◆ Instruction: Your task is to extract every line from the material below exactly.
==== Provided data
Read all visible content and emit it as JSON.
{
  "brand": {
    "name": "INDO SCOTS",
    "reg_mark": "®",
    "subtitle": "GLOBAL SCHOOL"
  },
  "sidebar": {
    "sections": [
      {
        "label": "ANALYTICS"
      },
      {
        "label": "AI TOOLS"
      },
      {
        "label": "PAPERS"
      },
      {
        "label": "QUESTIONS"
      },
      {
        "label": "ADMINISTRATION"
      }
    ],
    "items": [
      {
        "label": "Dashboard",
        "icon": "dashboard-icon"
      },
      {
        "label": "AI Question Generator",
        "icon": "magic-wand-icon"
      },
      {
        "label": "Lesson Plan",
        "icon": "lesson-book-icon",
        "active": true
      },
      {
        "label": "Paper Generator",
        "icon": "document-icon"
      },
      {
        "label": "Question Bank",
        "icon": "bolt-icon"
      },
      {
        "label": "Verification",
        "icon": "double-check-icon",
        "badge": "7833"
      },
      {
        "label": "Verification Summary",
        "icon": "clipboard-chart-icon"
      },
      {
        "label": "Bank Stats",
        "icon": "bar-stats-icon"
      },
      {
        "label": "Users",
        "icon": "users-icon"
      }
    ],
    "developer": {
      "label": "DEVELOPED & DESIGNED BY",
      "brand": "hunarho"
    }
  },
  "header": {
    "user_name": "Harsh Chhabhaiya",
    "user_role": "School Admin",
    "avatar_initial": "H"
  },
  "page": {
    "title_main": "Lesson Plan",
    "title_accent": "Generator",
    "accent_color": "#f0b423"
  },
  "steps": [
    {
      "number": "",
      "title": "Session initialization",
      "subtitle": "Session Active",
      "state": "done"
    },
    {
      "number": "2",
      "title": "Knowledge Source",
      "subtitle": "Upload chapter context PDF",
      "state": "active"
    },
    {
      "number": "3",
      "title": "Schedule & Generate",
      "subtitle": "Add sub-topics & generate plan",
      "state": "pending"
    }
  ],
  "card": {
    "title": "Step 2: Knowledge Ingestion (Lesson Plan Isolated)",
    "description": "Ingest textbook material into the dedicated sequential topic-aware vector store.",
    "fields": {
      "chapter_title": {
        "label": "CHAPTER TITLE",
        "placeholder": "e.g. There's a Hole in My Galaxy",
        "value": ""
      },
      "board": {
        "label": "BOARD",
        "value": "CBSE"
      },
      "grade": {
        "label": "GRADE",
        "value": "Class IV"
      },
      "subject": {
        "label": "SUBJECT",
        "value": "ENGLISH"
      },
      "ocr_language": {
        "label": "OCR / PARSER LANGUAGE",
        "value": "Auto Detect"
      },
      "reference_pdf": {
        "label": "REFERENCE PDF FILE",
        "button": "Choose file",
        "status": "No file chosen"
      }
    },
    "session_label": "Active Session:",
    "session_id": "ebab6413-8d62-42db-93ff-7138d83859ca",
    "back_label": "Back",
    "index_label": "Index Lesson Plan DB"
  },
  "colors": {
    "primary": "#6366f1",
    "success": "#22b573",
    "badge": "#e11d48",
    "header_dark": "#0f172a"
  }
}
========
◆ Task response:
Read all visible content and emit it as JSON.
{
  "brand": {
    "name": "INDO SCOTS",
    "reg_mark": "®",
    "subtitle": "GLOBAL SCHOOL"
  },
  "sidebar": {
    "sections": [
      {
        "label": "ANALYTICS"
      },
      {
        "label": "AI TOOLS"
      },
      {
        "label": "PAPERS"
      },
      {
        "label": "QUESTIONS"
      },
      {
        "label": "ADMINISTRATION"
      }
    ],
    "items": [
      {
        "label": "Dashboard",
        "icon": "dashboard-icon"
      },
      {
        "label": "AI Question Generator",
        "icon": "magic-wand-icon"
      },
      {
        "label": "Lesson Plan",
        "icon": "lesson-book-icon",
        "active": true
      },
      {
        "label": "Paper Generator",
        "icon": "document-icon"
      },
      {
        "label": "Question Bank",
        "icon": "bolt-icon"
      },
      {
        "label": "Verification",
        "icon": "double-check-icon",
        "badge": "7833"
      },
      {
        "label": "Verification Summary",
        "icon": "clipboard-chart-icon"
      },
      {
        "label": "Bank Stats",
        "icon": "bar-stats-icon"
      },
      {
        "label": "Users",
        "icon": "users-icon"
      }
    ],
    "developer": {
      "label": "DEVELOPED & DESIGNED BY",
      "brand": "hunarho"
    }
  },
  "header": {
    "user_name": "Harsh Chhabhaiya",
    "user_role": "School Admin",
    "avatar_initial": "H"
  },
  "page": {
    "title_main": "Lesson Plan",
    "title_accent": "Generator",
    "accent_color": "#f0b423"
  },
  "steps": [
    {
      "number": "",
      "title": "Session initialization",
      "subtitle": "Session Active",
      "state": "done"
    },
    {
      "number": "2",
      "title": "Knowledge Source",
      "subtitle": "Upload chapter context PDF",
      "state": "active"
    },
    {
      "number": "3",
      "title": "Schedule & Generate",
      "subtitle": "Add sub-topics & generate plan",
      "state": "pending"
    }
  ],
  "card": {
    "title": "Step 2: Knowledge Ingestion (Lesson Plan Isolated)",
    "description": "Ingest textbook material into the dedicated sequential topic-aware vector store.",
    "fields": {
      "chapter_title": {
        "label": "CHAPTER TITLE",
        "placeholder": "e.g. There's a Hole in My Galaxy",
        "value": ""
      },
      "board": {
        "label": "BOARD",
        "value": "CBSE"
      },
      "grade": {
        "label": "GRADE",
        "value": "Class IV"
      },
      "subject": {
        "label": "SUBJECT",
        "value": "ENGLISH"
      },
      "ocr_language": {
        "label": "OCR / PARSER LANGUAGE",
        "value": "Auto Detect"
      },
      "reference_pdf": {
        "label": "REFERENCE PDF FILE",
        "button": "Choose file",
        "status": "No file chosen"
      }
    },
    "session_label": "Active Session:",
    "session_id": "ebab6413-8d62-42db-93ff-7138d83859ca",
    "back_label": "Back",
    "index_label": "Index Lesson Plan DB"
  },
  "colors": {
    "primary": "#6366f1",
    "success": "#22b573",
    "badge": "#e11d48",
    "header_dark": "#0f172a"
  }
}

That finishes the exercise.